**Instruction**
Find the lines holding the string "affichage" in the data, then copy all of them.

**Data shown**
○ ○ ○ ○ ○

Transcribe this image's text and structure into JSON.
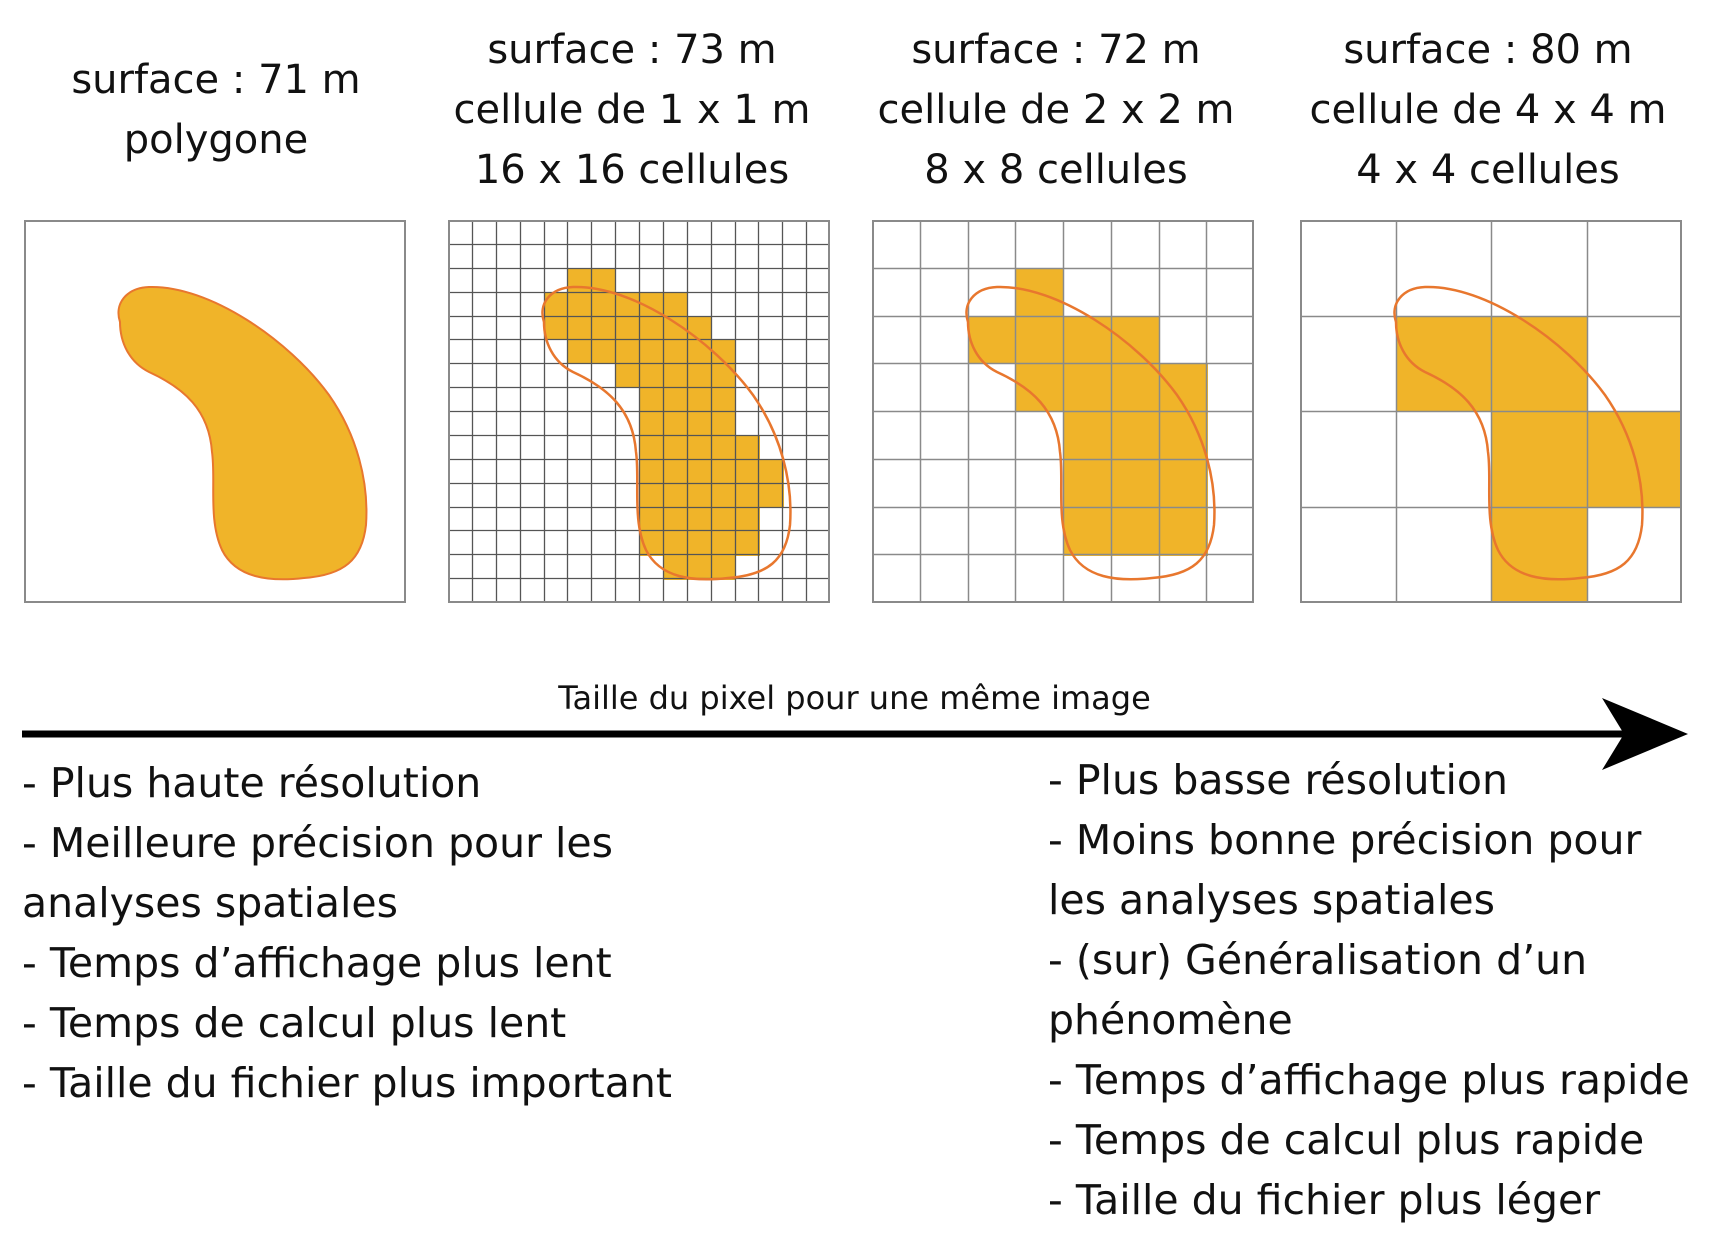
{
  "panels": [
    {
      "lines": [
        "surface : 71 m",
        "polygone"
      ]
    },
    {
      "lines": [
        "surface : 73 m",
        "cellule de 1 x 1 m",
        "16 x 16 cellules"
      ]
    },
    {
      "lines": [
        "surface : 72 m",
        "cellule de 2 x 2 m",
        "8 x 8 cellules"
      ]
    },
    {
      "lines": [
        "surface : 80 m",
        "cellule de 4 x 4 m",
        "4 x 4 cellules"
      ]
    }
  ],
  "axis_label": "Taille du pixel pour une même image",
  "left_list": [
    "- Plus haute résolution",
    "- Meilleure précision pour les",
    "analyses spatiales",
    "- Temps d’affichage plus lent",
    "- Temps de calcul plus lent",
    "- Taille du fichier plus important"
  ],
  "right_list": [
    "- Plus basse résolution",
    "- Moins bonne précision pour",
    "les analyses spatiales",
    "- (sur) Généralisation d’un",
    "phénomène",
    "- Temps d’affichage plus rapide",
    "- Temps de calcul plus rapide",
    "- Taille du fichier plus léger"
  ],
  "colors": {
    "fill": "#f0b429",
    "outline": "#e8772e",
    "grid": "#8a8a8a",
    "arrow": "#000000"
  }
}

○ ○ ○ ○ ○

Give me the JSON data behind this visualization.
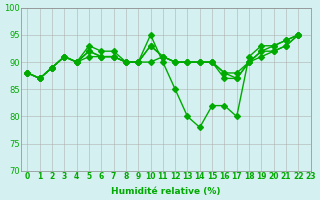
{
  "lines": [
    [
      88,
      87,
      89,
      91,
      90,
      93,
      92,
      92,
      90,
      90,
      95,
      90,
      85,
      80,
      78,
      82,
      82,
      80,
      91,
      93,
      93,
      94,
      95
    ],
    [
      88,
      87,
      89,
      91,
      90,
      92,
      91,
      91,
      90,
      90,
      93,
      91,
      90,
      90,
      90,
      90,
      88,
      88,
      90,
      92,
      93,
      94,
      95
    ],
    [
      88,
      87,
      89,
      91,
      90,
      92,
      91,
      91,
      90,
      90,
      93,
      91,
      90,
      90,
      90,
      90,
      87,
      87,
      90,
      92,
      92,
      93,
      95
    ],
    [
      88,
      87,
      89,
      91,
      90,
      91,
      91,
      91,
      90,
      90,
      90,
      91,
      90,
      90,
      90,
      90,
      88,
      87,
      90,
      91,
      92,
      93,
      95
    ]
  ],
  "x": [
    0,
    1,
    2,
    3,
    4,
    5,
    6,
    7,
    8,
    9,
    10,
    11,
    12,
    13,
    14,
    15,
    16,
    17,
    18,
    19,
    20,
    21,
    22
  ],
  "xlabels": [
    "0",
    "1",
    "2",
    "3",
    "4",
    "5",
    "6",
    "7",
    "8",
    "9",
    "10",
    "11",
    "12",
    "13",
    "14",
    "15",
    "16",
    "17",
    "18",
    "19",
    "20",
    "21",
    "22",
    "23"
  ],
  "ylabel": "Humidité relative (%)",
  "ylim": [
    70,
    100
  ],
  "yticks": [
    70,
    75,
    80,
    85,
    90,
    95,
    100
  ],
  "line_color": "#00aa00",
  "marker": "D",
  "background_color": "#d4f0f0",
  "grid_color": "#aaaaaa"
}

○ ○ ○ ○ ○

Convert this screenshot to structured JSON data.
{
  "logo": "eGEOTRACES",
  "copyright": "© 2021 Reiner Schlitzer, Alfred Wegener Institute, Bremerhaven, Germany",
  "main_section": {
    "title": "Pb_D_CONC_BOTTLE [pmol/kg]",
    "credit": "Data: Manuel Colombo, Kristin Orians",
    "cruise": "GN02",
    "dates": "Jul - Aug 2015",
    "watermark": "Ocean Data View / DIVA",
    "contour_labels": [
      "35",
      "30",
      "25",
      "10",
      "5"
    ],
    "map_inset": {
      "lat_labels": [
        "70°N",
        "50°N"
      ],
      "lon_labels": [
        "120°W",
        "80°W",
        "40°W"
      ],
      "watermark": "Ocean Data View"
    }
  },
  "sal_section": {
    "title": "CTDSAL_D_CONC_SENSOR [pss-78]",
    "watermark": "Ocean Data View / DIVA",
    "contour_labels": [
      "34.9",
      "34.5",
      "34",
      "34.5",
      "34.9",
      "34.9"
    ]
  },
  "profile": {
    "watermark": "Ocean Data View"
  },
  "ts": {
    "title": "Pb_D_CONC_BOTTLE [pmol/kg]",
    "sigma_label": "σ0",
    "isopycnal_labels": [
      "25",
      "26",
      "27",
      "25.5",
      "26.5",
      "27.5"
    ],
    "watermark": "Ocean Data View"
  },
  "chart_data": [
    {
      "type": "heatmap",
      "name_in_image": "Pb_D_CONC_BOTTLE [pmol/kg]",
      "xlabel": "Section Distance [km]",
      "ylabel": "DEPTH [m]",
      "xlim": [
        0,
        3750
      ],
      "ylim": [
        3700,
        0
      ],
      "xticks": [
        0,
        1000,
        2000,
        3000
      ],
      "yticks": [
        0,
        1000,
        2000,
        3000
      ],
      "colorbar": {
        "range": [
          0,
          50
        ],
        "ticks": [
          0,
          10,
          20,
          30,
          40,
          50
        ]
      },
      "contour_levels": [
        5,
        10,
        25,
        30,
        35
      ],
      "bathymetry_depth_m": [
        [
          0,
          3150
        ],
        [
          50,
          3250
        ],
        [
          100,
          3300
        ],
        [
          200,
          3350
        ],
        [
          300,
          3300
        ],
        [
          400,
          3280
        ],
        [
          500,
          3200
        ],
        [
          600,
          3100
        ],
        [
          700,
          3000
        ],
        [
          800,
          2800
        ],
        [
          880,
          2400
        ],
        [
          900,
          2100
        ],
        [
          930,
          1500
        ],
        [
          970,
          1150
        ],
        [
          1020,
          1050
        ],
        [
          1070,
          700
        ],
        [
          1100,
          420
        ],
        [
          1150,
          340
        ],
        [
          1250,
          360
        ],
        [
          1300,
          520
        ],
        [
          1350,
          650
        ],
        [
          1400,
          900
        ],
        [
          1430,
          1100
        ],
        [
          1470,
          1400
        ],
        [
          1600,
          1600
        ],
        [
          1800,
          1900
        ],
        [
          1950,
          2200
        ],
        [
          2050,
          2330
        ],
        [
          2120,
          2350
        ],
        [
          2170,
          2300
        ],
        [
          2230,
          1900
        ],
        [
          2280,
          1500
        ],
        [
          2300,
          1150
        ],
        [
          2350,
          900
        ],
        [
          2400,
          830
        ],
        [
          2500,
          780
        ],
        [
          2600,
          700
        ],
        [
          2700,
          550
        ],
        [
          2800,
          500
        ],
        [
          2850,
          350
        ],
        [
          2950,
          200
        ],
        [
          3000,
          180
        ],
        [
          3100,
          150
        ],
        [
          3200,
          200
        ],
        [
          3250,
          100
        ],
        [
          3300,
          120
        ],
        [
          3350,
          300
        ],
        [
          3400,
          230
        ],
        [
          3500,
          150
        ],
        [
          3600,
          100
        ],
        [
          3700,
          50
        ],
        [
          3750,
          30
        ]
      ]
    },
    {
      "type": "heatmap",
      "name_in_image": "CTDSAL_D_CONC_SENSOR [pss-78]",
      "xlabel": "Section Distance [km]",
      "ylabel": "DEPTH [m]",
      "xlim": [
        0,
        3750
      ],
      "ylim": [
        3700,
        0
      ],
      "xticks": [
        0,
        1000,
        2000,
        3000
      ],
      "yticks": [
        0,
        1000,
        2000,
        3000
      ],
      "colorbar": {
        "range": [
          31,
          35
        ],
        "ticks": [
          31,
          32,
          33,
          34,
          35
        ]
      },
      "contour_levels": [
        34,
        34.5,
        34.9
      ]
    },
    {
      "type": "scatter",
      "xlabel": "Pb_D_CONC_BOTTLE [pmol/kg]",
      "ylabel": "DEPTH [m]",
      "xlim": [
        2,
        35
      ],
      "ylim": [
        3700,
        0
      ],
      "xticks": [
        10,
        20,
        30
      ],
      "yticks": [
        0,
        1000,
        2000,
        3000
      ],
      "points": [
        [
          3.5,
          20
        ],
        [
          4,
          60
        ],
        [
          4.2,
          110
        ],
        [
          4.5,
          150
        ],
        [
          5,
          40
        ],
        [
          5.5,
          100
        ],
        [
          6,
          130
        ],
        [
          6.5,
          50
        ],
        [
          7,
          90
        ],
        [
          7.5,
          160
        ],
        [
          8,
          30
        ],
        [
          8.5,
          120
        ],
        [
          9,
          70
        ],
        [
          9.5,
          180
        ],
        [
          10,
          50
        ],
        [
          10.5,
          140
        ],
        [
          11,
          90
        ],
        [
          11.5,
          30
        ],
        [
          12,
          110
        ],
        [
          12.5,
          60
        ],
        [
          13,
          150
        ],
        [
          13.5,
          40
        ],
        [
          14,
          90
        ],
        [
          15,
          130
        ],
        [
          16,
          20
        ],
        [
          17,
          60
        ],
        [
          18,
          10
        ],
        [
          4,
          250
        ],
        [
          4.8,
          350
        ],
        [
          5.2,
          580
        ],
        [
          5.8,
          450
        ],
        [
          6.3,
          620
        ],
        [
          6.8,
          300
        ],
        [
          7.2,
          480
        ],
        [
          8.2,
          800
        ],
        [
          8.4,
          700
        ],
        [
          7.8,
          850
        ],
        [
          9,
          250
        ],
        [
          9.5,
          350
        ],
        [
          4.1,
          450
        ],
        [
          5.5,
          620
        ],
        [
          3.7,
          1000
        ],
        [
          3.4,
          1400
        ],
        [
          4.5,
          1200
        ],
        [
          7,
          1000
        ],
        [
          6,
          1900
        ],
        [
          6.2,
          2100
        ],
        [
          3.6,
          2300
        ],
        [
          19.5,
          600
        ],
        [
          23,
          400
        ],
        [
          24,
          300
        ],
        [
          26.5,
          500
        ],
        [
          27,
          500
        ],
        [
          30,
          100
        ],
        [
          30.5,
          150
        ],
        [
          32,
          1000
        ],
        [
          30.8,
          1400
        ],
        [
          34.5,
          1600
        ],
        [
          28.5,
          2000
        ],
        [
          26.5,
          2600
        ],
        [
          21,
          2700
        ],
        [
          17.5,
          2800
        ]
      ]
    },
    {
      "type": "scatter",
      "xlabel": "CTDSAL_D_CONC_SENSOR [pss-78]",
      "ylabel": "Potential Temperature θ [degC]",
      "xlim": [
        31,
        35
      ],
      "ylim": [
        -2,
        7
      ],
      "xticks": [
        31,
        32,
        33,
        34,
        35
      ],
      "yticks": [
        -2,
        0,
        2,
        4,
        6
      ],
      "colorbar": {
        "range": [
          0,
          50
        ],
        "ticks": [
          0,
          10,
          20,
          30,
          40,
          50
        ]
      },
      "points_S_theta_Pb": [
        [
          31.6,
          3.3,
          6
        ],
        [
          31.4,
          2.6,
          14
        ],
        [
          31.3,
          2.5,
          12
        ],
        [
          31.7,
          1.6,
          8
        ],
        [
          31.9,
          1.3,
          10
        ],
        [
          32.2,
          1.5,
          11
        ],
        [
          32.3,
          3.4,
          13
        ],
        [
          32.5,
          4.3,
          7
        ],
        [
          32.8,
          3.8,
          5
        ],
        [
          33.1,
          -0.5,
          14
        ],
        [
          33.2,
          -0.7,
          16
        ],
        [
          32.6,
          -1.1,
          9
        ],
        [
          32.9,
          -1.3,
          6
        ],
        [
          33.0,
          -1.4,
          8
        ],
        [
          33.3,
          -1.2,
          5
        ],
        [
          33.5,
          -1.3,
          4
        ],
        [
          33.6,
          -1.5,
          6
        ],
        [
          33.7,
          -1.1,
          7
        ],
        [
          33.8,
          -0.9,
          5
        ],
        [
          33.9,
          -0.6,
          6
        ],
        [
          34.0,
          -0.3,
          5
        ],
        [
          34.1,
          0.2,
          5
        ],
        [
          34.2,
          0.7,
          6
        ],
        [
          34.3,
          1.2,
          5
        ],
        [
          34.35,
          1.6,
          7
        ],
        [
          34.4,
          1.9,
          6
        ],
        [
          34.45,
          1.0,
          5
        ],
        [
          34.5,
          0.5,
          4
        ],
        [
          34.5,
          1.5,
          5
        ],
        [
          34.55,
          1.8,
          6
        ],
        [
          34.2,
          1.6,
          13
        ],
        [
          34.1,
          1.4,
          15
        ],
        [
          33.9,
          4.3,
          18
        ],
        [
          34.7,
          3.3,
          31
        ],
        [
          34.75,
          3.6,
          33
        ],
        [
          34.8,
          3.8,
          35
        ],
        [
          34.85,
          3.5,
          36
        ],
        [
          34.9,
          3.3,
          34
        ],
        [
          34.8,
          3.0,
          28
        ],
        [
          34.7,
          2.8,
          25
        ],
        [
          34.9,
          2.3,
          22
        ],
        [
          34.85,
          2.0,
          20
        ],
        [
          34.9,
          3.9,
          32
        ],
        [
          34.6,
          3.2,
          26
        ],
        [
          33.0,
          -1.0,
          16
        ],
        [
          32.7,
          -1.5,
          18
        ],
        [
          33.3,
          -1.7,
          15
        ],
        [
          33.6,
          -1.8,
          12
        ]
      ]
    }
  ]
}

○ ○ ○ ○ ○

**Solution to this exercise**
    "- Temps d’affichage plus lent",
    "- Temps d’affichage plus rapide",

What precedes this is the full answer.